▶ TASK: Extract each line containing the string "يحتوي".

▶ GIVEN RECORDS:
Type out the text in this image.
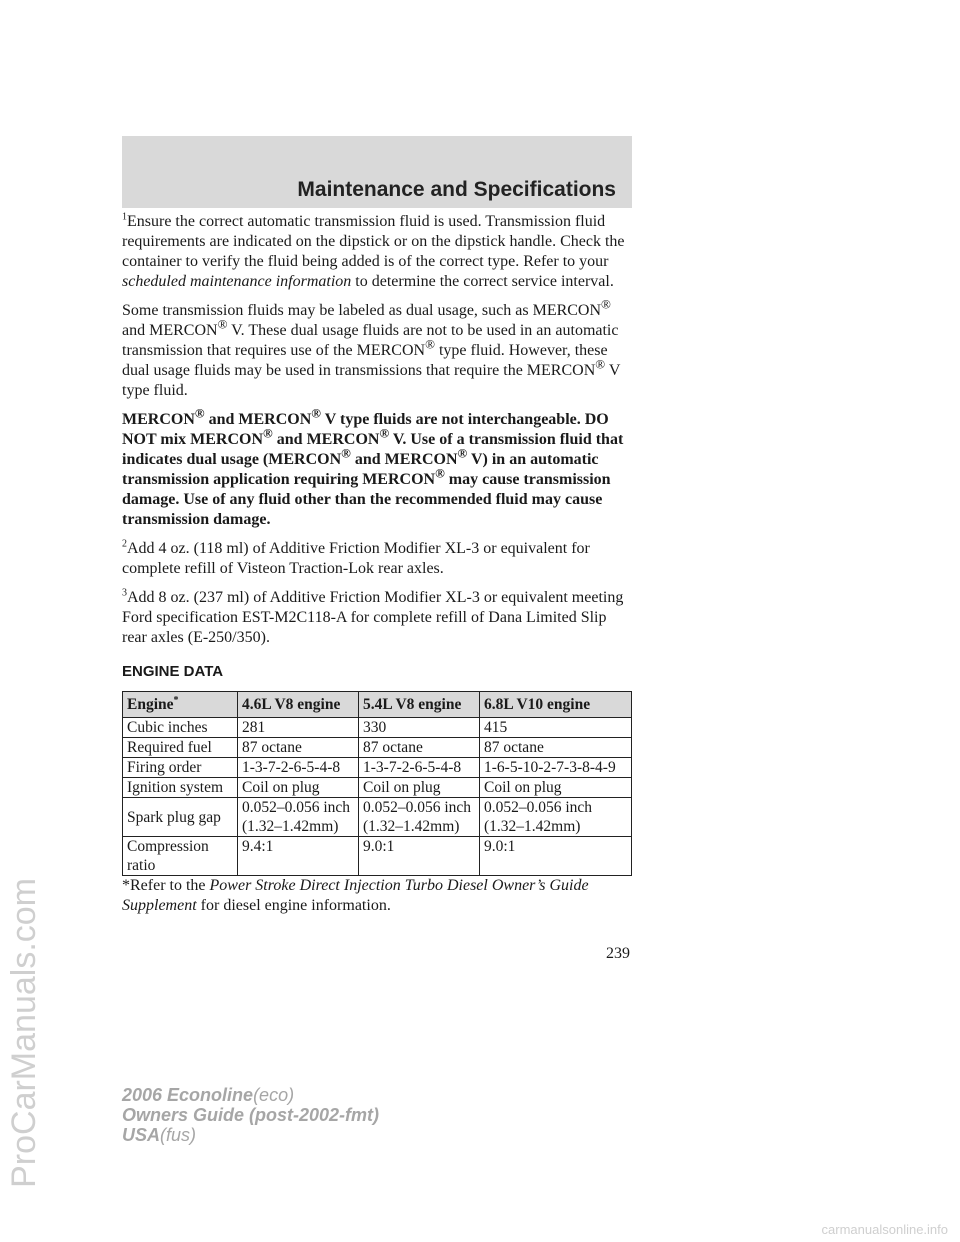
Maintenance and Specifications

$^1$Ensure the correct automatic transmission fluid is used. Transmission fluid requirements are indicated on the dipstick or on the dipstick handle. Check the container to verify the fluid being added is of the correct type. Refer to your scheduled maintenance information to determine the correct service interval.

Some transmission fluids may be labeled as dual usage, such as MERCON® and MERCON® V. These dual usage fluids are not to be used in an automatic transmission that requires use of the MERCON® type fluid. However, these dual usage fluids may be used in transmissions that require the MERCON® V type fluid.

MERCON® and MERCON® V type fluids are not interchangeable. DO NOT mix MERCON® and MERCON® V. Use of a transmission fluid that indicates dual usage (MERCON® and MERCON® V) in an automatic transmission application requiring MERCON® may cause transmission damage. Use of any fluid other than the recommended fluid may cause transmission damage.

$^2$Add 4 oz. (118 ml) of Additive Friction Modifier XL-3 or equivalent for complete refill of Visteon Traction-Lok rear axles.

$^3$Add 8 oz. (237 ml) of Additive Friction Modifier XL-3 or equivalent meeting Ford specification EST-M2C118-A for complete refill of Dana Limited Slip rear axles (E-250/350).

ENGINE DATA
Engine*	4.6L V8 engine	5.4L V8 engine	6.8L V10 engine
Cubic inches	281	330	415
Required fuel	87 octane	87 octane	87 octane
Firing order	1-3-7-2-6-5-4-8	1-3-7-2-6-5-4-8	1-6-5-10-2-7-3-8-4-9
Ignition system	Coil on plug	Coil on plug	Coil on plug
Spark plug gap	0.052–0.056 inch (1.32–1.42mm)	0.052–0.056 inch (1.32–1.42mm)	0.052–0.056 inch (1.32–1.42mm)
Compression ratio	9.4:1	9.0:1	9.0:1

*Refer to the Power Stroke Direct Injection Turbo Diesel Owner’s Guide Supplement for diesel engine information.

239
2006 Econoline(eco)
Owners Guide (post-2002-fmt)
USA(fus)
ProCarManuals.com
carmanualsonline.info
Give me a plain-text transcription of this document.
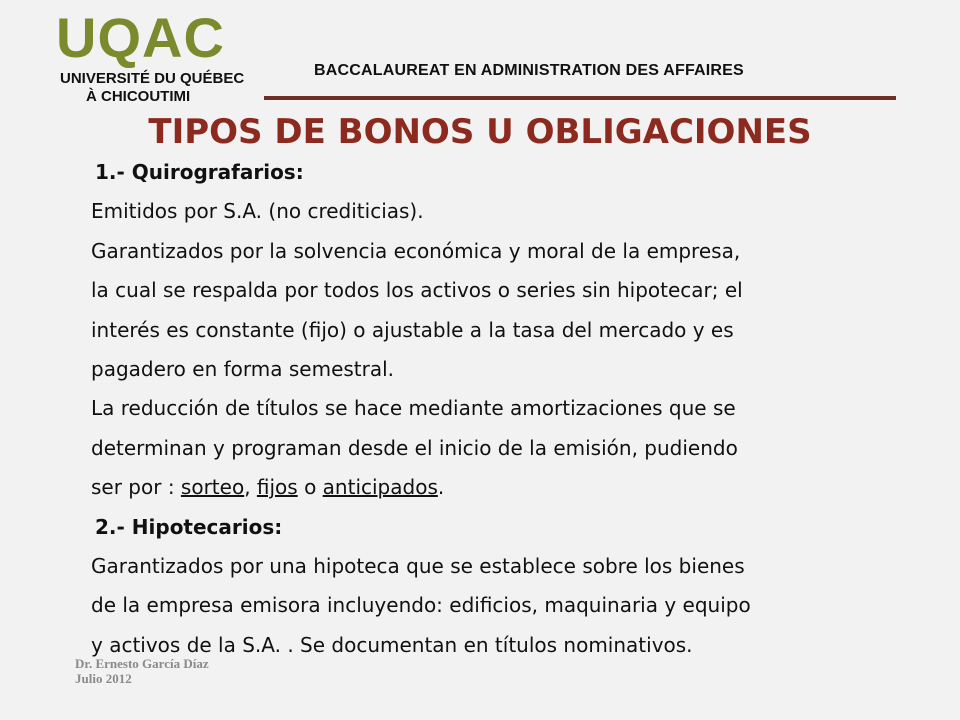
UQAC
UNIVERSITÉ DU QUÉBEC
À CHICOUTIMI
BACCALAUREAT EN ADMINISTRATION DES AFFAIRES
TIPOS DE BONOS U OBLIGACIONES
1.- Quirografarios:
Emitidos por S.A. (no crediticias).
Garantizados por la solvencia económica y moral de la empresa,
la cual se respalda por todos los activos o series sin hipotecar; el
interés es constante (fijo) o ajustable a la tasa del mercado y es
pagadero en forma semestral.
La reducción de títulos se hace mediante amortizaciones que se
determinan y programan desde el inicio de la emisión, pudiendo
ser por : sorteo, fijos o anticipados.
2.- Hipotecarios:
Garantizados por una hipoteca que se establece sobre los bienes
de la empresa emisora incluyendo: edificios, maquinaria y equipo
y activos de la S.A. . Se documentan en títulos nominativos.
Dr. Ernesto García Díaz
Julio 2012
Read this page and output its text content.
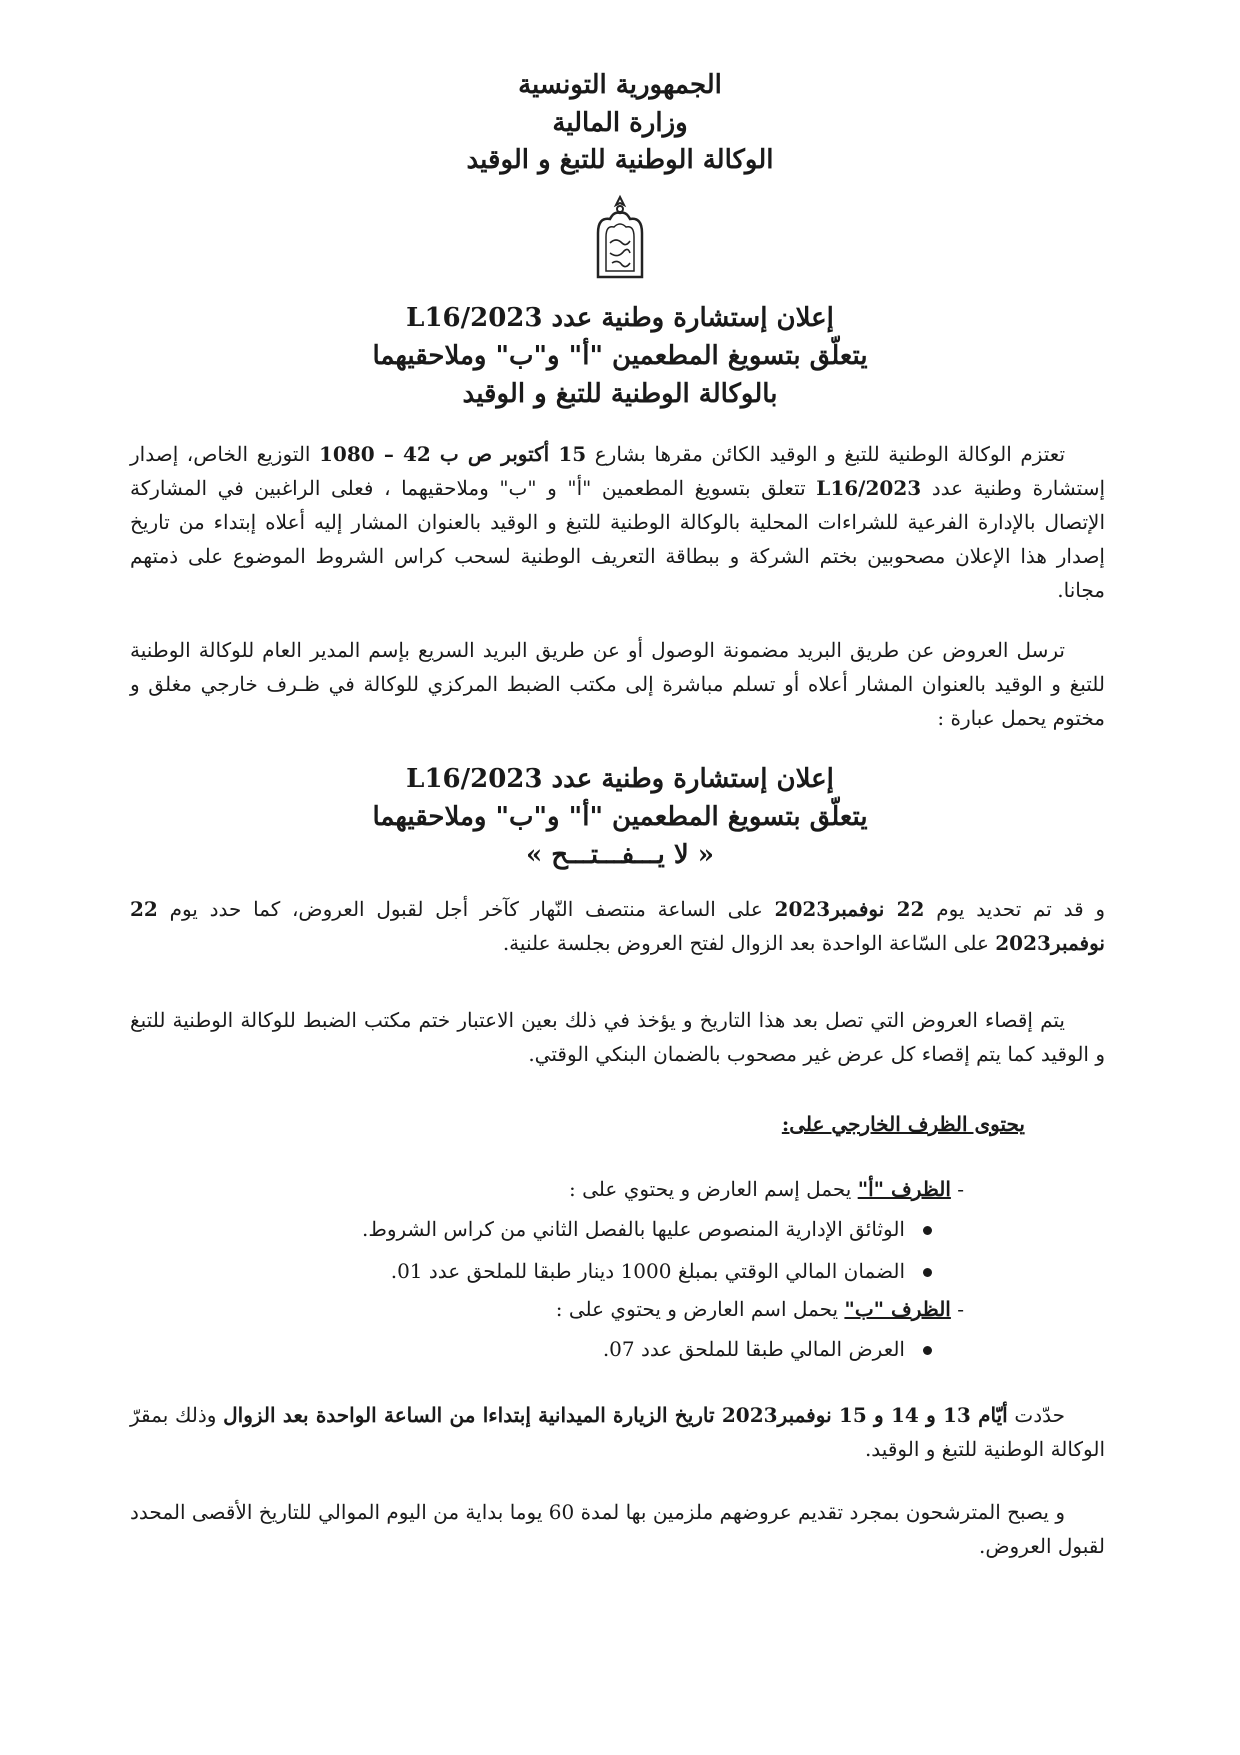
الجمهورية التونسية
وزارة المالية
الوكالة الوطنية للتبغ و الوقيد
إعلان إستشارة وطنية عدد 2023/L16
يتعلّق بتسويغ المطعمين "أ" و"ب" وملاحقيهما
بالوكالة الوطنية للتبغ و الوقيد
تعتزم الوكالة الوطنية للتبغ و الوقيد الكائن مقرها بشارع 15 أكتوبر ص ب 42 – 1080 التوزيع الخاص، إصدار إستشارة وطنية عدد 2023/L16 تتعلق بتسويغ المطعمين "أ" و "ب" وملاحقيهما ، فعلى الراغبين في المشاركة الإتصال بالإدارة الفرعية للشراءات المحلية بالوكالة الوطنية للتبغ و الوقيد بالعنوان المشار إليه أعلاه إبتداء من تاريخ إصدار هذا الإعلان مصحوبين بختم الشركة و ببطاقة التعريف الوطنية لسحب كراس الشروط الموضوع على ذمتهم مجانا.
ترسل العروض عن طريق البريد مضمونة الوصول أو عن طريق البريد السريع بإسم المدير العام للوكالة الوطنية للتبغ و الوقيد بالعنوان المشار أعلاه أو تسلم مباشرة إلى مكتب الضبط المركزي للوكالة في ظـرف خارجي مغلق و مختوم يحمل عبارة :
إعلان إستشارة وطنية عدد 2023/L16
يتعلّق بتسويغ المطعمين "أ" و"ب" وملاحقيهما
« لا يـــفـــتـــح »
و قد تم تحديد يوم 22 نوفمبر2023 على الساعة منتصف النّهار كآخر أجل لقبول العروض، كما حدد يوم 22 نوفمبر2023 على السّاعة الواحدة بعد الزوال لفتح العروض بجلسة علنية.
يتم إقصاء العروض التي تصل بعد هذا التاريخ و يؤخذ في ذلك بعين الاعتبار ختم مكتب الضبط للوكالة الوطنية للتبغ و الوقيد كما يتم إقصاء كل عرض غير مصحوب بالضمان البنكي الوقتي.
يحتوى الظرف الخارجي على:
- الظرف "أ" يحمل إسم العارض و يحتوي على :
الوثائق الإدارية المنصوص عليها بالفصل الثاني من كراس الشروط.
الضمان المالي الوقتي بمبلغ 1000 دينار طبقا للملحق عدد 01.
- الظرف "ب" يحمل اسم العارض و يحتوي على :
العرض المالي طبقا للملحق عدد 07.
حدّدت أيّام 13 و 14 و 15 نوفمبر2023 تاريخ الزيارة الميدانية إبتداءا من الساعة الواحدة بعد الزوال وذلك بمقرّ الوكالة الوطنية للتبغ و الوقيد.
و يصبح المترشحون بمجرد تقديم عروضهم ملزمين بها لمدة 60 يوما بداية من اليوم الموالي للتاريخ الأقصى المحدد لقبول العروض.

▶ FULL RESPONSE:
- الظرف "أ" يحمل إسم العارض و يحتوي على :
- الظرف "ب" يحمل اسم العارض و يحتوي على :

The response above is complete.